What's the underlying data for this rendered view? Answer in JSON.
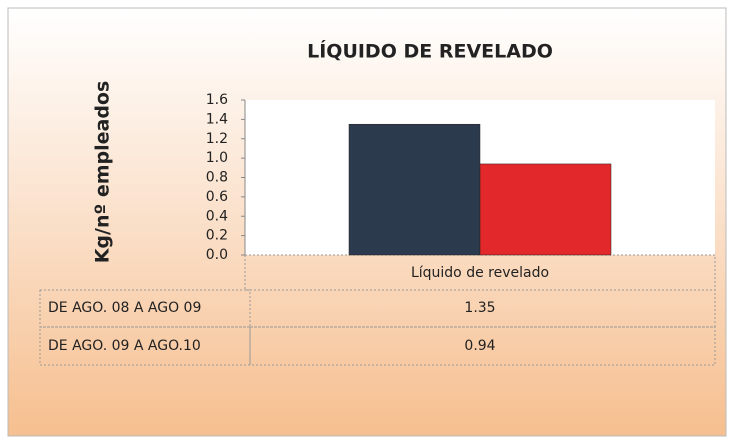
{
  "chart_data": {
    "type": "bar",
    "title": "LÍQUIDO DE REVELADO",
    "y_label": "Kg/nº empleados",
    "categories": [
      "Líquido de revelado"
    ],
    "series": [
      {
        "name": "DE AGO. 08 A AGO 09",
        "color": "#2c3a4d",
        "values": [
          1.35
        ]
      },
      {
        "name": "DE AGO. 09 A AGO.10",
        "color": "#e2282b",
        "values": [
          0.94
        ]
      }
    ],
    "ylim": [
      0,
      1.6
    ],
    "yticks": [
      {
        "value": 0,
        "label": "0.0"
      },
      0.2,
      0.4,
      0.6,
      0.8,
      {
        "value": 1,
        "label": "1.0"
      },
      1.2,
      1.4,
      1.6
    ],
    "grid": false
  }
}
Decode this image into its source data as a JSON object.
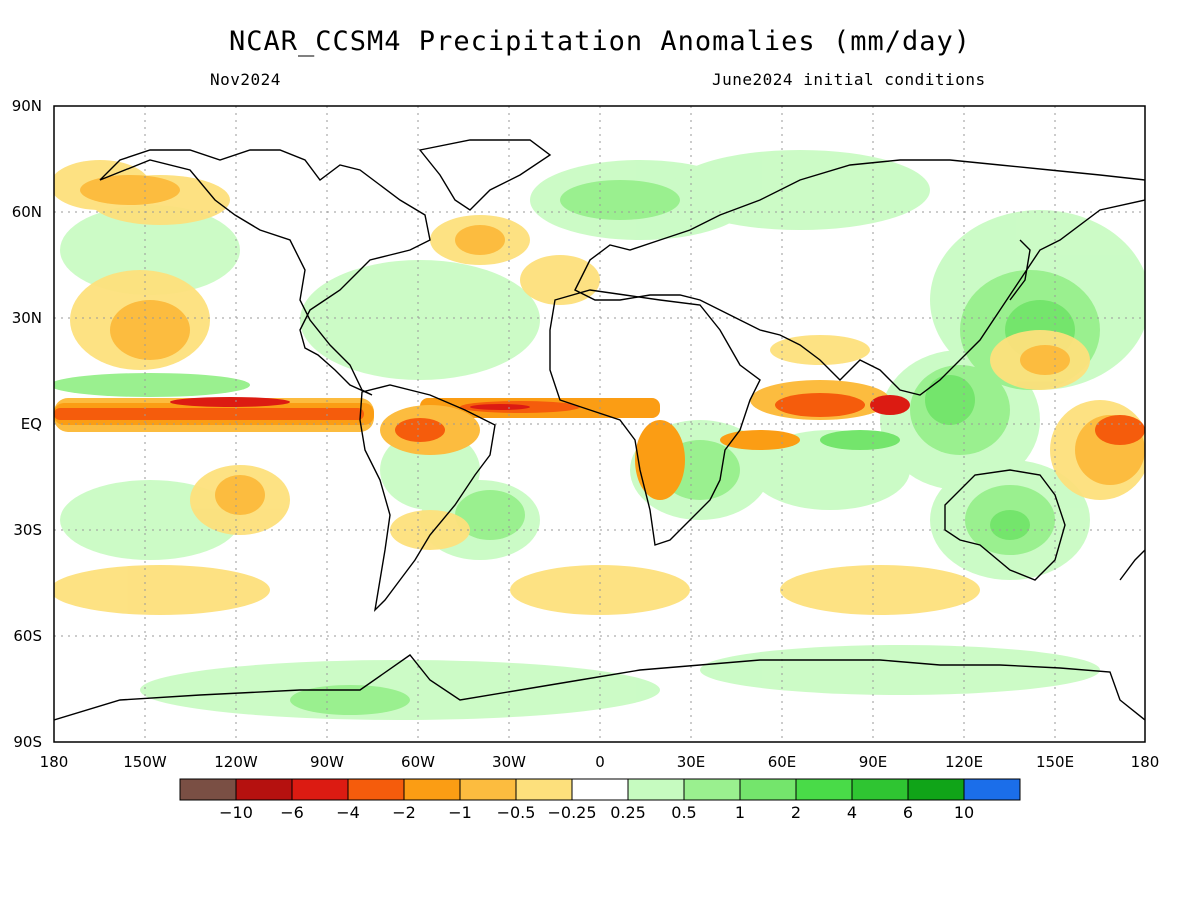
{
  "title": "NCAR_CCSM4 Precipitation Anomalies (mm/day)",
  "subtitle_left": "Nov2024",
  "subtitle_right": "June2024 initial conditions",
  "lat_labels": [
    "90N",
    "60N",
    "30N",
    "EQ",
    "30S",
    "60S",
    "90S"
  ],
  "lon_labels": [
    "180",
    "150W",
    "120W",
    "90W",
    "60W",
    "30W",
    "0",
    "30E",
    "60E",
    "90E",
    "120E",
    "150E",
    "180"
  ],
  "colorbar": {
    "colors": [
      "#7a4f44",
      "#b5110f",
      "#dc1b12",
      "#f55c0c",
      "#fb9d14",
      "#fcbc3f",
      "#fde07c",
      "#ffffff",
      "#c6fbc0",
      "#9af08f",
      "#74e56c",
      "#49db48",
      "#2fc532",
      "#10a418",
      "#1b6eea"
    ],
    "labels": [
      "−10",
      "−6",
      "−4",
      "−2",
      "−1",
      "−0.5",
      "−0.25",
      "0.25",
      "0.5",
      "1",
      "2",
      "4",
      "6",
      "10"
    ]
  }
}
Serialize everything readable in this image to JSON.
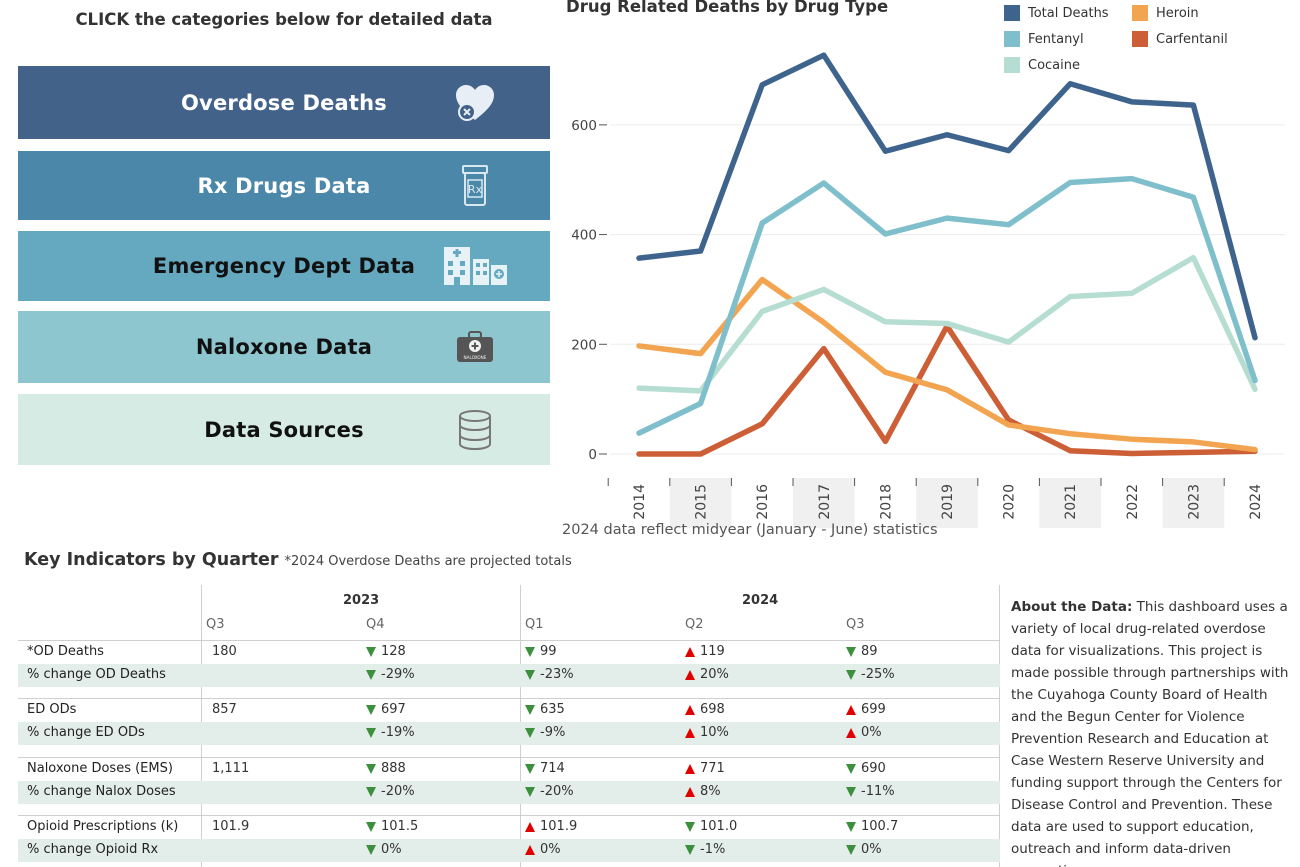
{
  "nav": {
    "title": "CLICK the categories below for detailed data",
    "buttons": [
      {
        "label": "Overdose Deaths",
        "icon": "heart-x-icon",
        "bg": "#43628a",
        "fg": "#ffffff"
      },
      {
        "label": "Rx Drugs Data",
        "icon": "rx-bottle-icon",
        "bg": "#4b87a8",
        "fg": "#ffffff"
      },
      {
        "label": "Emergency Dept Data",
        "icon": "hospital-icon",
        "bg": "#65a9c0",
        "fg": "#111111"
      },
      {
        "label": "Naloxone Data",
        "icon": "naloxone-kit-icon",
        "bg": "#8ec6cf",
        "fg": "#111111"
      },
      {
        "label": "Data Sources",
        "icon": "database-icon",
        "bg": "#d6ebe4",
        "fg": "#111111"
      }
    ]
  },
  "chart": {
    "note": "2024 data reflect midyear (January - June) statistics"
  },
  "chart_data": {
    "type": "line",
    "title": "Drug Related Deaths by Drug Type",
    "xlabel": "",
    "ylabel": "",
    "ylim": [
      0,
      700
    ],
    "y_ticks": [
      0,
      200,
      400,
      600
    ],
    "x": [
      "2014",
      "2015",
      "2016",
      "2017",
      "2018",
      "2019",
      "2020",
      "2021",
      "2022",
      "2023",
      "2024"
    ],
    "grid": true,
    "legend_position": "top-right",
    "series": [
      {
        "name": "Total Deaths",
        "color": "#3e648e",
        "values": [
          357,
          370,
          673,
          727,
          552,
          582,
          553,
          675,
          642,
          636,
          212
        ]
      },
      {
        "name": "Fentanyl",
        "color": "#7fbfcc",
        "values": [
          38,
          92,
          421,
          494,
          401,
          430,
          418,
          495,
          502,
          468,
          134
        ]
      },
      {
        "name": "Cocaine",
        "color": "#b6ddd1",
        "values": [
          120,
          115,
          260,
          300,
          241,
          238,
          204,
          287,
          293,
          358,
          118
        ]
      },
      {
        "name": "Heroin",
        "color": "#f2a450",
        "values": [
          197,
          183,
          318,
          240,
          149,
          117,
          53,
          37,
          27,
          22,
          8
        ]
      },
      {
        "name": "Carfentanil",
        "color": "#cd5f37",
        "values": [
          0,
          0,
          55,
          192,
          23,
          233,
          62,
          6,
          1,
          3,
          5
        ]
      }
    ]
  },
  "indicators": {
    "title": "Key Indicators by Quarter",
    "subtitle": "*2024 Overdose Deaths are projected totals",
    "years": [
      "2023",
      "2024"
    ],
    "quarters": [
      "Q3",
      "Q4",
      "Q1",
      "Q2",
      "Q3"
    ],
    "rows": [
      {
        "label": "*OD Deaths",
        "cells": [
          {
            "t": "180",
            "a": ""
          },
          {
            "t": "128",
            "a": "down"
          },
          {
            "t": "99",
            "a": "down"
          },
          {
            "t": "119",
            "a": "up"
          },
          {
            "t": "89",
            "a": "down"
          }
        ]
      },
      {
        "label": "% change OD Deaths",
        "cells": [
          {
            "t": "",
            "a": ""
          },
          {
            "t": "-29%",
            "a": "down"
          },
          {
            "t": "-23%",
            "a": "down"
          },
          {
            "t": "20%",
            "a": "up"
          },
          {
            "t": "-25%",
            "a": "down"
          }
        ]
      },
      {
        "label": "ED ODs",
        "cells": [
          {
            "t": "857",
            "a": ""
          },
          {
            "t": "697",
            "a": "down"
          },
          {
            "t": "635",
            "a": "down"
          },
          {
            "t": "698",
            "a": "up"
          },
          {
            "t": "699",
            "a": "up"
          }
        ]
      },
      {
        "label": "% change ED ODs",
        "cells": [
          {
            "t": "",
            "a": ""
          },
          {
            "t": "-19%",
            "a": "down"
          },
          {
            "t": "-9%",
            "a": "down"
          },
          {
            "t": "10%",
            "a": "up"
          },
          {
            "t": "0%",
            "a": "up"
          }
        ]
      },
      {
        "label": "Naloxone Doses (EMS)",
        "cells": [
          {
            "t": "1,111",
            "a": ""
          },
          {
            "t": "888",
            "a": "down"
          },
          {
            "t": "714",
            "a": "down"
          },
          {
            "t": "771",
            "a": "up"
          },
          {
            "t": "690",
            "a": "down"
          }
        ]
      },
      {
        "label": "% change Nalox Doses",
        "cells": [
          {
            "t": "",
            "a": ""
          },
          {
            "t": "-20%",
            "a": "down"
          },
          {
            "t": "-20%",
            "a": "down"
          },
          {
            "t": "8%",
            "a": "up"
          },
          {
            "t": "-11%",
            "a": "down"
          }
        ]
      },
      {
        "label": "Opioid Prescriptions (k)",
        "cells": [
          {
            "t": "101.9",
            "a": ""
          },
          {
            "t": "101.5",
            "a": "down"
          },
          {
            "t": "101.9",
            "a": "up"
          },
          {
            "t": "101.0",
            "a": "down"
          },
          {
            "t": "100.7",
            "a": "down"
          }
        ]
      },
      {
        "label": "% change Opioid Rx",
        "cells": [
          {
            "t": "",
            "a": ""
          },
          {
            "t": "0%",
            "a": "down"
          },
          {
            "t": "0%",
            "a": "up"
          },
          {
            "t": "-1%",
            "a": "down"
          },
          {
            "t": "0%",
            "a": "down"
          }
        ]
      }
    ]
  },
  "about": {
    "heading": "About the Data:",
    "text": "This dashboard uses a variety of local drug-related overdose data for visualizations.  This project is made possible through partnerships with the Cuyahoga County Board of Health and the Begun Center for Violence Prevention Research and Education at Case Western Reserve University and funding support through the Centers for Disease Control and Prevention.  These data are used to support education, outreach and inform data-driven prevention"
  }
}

* * * *

- Work to complete -
Quote all the records verbatim, dropping any pictures from your copy.

- Problem solution -
What's the underlying data for this rendered view? Answer in JSON.
{
  "chart_data": {
    "type": "bar",
    "title": "LÍQUIDO DE REVELADO",
    "y_label": "Kg/nº empleados",
    "categories": [
      "Líquido de revelado"
    ],
    "series": [
      {
        "name": "DE AGO. 08 A AGO 09",
        "color": "#2c3a4d",
        "values": [
          1.35
        ]
      },
      {
        "name": "DE AGO. 09 A AGO.10",
        "color": "#e2282b",
        "values": [
          0.94
        ]
      }
    ],
    "ylim": [
      0,
      1.6
    ],
    "yticks": [
      {
        "value": 0,
        "label": "0.0"
      },
      0.2,
      0.4,
      0.6,
      0.8,
      {
        "value": 1,
        "label": "1.0"
      },
      1.2,
      1.4,
      1.6
    ],
    "grid": false
  }
}
Decode this image into its source data as a JSON object.
{
  "title": "NCAR_CCSM4 Precipitation Anomalies (mm/day)",
  "subtitle_left": "Nov2024",
  "subtitle_right": "June2024 initial conditions",
  "lat_labels": [
    "90N",
    "60N",
    "30N",
    "EQ",
    "30S",
    "60S",
    "90S"
  ],
  "lon_labels": [
    "180",
    "150W",
    "120W",
    "90W",
    "60W",
    "30W",
    "0",
    "30E",
    "60E",
    "90E",
    "120E",
    "150E",
    "180"
  ],
  "colorbar": {
    "colors": [
      "#7a4f44",
      "#b5110f",
      "#dc1b12",
      "#f55c0c",
      "#fb9d14",
      "#fcbc3f",
      "#fde07c",
      "#ffffff",
      "#c6fbc0",
      "#9af08f",
      "#74e56c",
      "#49db48",
      "#2fc532",
      "#10a418",
      "#1b6eea"
    ],
    "labels": [
      "−10",
      "−6",
      "−4",
      "−2",
      "−1",
      "−0.5",
      "−0.25",
      "0.25",
      "0.5",
      "1",
      "2",
      "4",
      "6",
      "10"
    ]
  }
}
Serialize everything readable in this image to JSON.
{
  "nav": {
    "title": "CLICK the categories below for detailed data",
    "buttons": [
      {
        "label": "Overdose Deaths",
        "icon": "heart-x-icon",
        "bg": "#43628a",
        "fg": "#ffffff"
      },
      {
        "label": "Rx Drugs Data",
        "icon": "rx-bottle-icon",
        "bg": "#4b87a8",
        "fg": "#ffffff"
      },
      {
        "label": "Emergency Dept Data",
        "icon": "hospital-icon",
        "bg": "#65a9c0",
        "fg": "#111111"
      },
      {
        "label": "Naloxone Data",
        "icon": "naloxone-kit-icon",
        "bg": "#8ec6cf",
        "fg": "#111111"
      },
      {
        "label": "Data Sources",
        "icon": "database-icon",
        "bg": "#d6ebe4",
        "fg": "#111111"
      }
    ]
  },
  "chart": {
    "note": "2024 data reflect midyear (January - June) statistics"
  },
  "chart_data": {
    "type": "line",
    "title": "Drug Related Deaths by Drug Type",
    "xlabel": "",
    "ylabel": "",
    "ylim": [
      0,
      700
    ],
    "y_ticks": [
      0,
      200,
      400,
      600
    ],
    "x": [
      "2014",
      "2015",
      "2016",
      "2017",
      "2018",
      "2019",
      "2020",
      "2021",
      "2022",
      "2023",
      "2024"
    ],
    "grid": true,
    "legend_position": "top-right",
    "series": [
      {
        "name": "Total Deaths",
        "color": "#3e648e",
        "values": [
          357,
          370,
          673,
          727,
          552,
          582,
          553,
          675,
          642,
          636,
          212
        ]
      },
      {
        "name": "Fentanyl",
        "color": "#7fbfcc",
        "values": [
          38,
          92,
          421,
          494,
          401,
          430,
          418,
          495,
          502,
          468,
          134
        ]
      },
      {
        "name": "Cocaine",
        "color": "#b6ddd1",
        "values": [
          120,
          115,
          260,
          300,
          241,
          238,
          204,
          287,
          293,
          358,
          118
        ]
      },
      {
        "name": "Heroin",
        "color": "#f2a450",
        "values": [
          197,
          183,
          318,
          240,
          149,
          117,
          53,
          37,
          27,
          22,
          8
        ]
      },
      {
        "name": "Carfentanil",
        "color": "#cd5f37",
        "values": [
          0,
          0,
          55,
          192,
          23,
          233,
          62,
          6,
          1,
          3,
          5
        ]
      }
    ]
  },
  "indicators": {
    "title": "Key Indicators by Quarter",
    "subtitle": "*2024 Overdose Deaths are projected totals",
    "years": [
      "2023",
      "2024"
    ],
    "quarters": [
      "Q3",
      "Q4",
      "Q1",
      "Q2",
      "Q3"
    ],
    "rows": [
      {
        "label": "*OD Deaths",
        "cells": [
          {
            "t": "180",
            "a": ""
          },
          {
            "t": "128",
            "a": "down"
          },
          {
            "t": "99",
            "a": "down"
          },
          {
            "t": "119",
            "a": "up"
          },
          {
            "t": "89",
            "a": "down"
          }
        ]
      },
      {
        "label": "% change OD Deaths",
        "cells": [
          {
            "t": "",
            "a": ""
          },
          {
            "t": "-29%",
            "a": "down"
          },
          {
            "t": "-23%",
            "a": "down"
          },
          {
            "t": "20%",
            "a": "up"
          },
          {
            "t": "-25%",
            "a": "down"
          }
        ]
      },
      {
        "label": "ED ODs",
        "cells": [
          {
            "t": "857",
            "a": ""
          },
          {
            "t": "697",
            "a": "down"
          },
          {
            "t": "635",
            "a": "down"
          },
          {
            "t": "698",
            "a": "up"
          },
          {
            "t": "699",
            "a": "up"
          }
        ]
      },
      {
        "label": "% change ED ODs",
        "cells": [
          {
            "t": "",
            "a": ""
          },
          {
            "t": "-19%",
            "a": "down"
          },
          {
            "t": "-9%",
            "a": "down"
          },
          {
            "t": "10%",
            "a": "up"
          },
          {
            "t": "0%",
            "a": "up"
          }
        ]
      },
      {
        "label": "Naloxone Doses (EMS)",
        "cells": [
          {
            "t": "1,111",
            "a": ""
          },
          {
            "t": "888",
            "a": "down"
          },
          {
            "t": "714",
            "a": "down"
          },
          {
            "t": "771",
            "a": "up"
          },
          {
            "t": "690",
            "a": "down"
          }
        ]
      },
      {
        "label": "% change Nalox Doses",
        "cells": [
          {
            "t": "",
            "a": ""
          },
          {
            "t": "-20%",
            "a": "down"
          },
          {
            "t": "-20%",
            "a": "down"
          },
          {
            "t": "8%",
            "a": "up"
          },
          {
            "t": "-11%",
            "a": "down"
          }
        ]
      },
      {
        "label": "Opioid Prescriptions (k)",
        "cells": [
          {
            "t": "101.9",
            "a": ""
          },
          {
            "t": "101.5",
            "a": "down"
          },
          {
            "t": "101.9",
            "a": "up"
          },
          {
            "t": "101.0",
            "a": "down"
          },
          {
            "t": "100.7",
            "a": "down"
          }
        ]
      },
      {
        "label": "% change Opioid Rx",
        "cells": [
          {
            "t": "",
            "a": ""
          },
          {
            "t": "0%",
            "a": "down"
          },
          {
            "t": "0%",
            "a": "up"
          },
          {
            "t": "-1%",
            "a": "down"
          },
          {
            "t": "0%",
            "a": "down"
          }
        ]
      }
    ]
  },
  "about": {
    "heading": "About the Data:",
    "text": "This dashboard uses a variety of local drug-related overdose data for visualizations.  This project is made possible through partnerships with the Cuyahoga County Board of Health and the Begun Center for Violence Prevention Research and Education at Case Western Reserve University and funding support through the Centers for Disease Control and Prevention.  These data are used to support education, outreach and inform data-driven prevention"
  }
}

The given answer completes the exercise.